* To do *
How many lines in the records below contain the word "былъ"? Answer with the number alone.

%%

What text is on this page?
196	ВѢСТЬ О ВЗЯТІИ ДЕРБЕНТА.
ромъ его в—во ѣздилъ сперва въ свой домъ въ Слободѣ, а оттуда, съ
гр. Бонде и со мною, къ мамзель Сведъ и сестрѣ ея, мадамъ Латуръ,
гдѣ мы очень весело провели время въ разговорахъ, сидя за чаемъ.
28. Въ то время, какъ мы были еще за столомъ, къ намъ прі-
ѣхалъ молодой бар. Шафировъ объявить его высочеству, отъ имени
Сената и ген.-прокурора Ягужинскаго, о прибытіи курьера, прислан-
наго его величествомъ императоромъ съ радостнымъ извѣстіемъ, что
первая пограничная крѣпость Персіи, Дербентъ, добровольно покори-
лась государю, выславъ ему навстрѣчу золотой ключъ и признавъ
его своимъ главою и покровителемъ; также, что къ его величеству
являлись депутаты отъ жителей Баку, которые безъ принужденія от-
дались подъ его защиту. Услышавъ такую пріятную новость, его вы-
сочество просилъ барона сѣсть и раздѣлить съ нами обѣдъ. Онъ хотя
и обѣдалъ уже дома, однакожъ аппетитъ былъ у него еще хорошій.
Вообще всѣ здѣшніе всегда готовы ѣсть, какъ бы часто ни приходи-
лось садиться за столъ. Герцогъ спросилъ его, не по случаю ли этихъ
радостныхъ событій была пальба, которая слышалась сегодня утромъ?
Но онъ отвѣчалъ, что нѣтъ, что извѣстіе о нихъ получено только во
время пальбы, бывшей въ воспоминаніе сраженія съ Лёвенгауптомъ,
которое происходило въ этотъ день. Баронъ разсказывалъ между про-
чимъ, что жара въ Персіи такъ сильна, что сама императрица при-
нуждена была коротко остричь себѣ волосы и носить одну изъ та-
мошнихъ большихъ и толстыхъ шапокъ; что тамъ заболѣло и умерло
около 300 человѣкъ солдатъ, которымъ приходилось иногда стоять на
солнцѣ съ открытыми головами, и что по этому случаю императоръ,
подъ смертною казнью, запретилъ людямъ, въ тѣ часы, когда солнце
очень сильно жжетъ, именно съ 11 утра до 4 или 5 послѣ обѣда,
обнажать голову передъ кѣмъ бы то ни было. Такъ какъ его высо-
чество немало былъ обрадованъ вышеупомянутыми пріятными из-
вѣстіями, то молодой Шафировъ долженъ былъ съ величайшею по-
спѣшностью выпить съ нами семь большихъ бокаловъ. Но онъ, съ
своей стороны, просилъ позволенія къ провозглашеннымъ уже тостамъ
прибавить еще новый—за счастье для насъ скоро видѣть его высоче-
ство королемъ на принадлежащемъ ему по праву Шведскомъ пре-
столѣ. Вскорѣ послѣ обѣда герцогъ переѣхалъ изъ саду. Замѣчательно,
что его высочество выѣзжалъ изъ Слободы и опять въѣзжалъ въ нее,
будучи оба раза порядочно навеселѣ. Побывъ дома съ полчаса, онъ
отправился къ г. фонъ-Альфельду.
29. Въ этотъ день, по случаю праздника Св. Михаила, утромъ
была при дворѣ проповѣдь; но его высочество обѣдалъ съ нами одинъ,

%%

* Result for this task *
3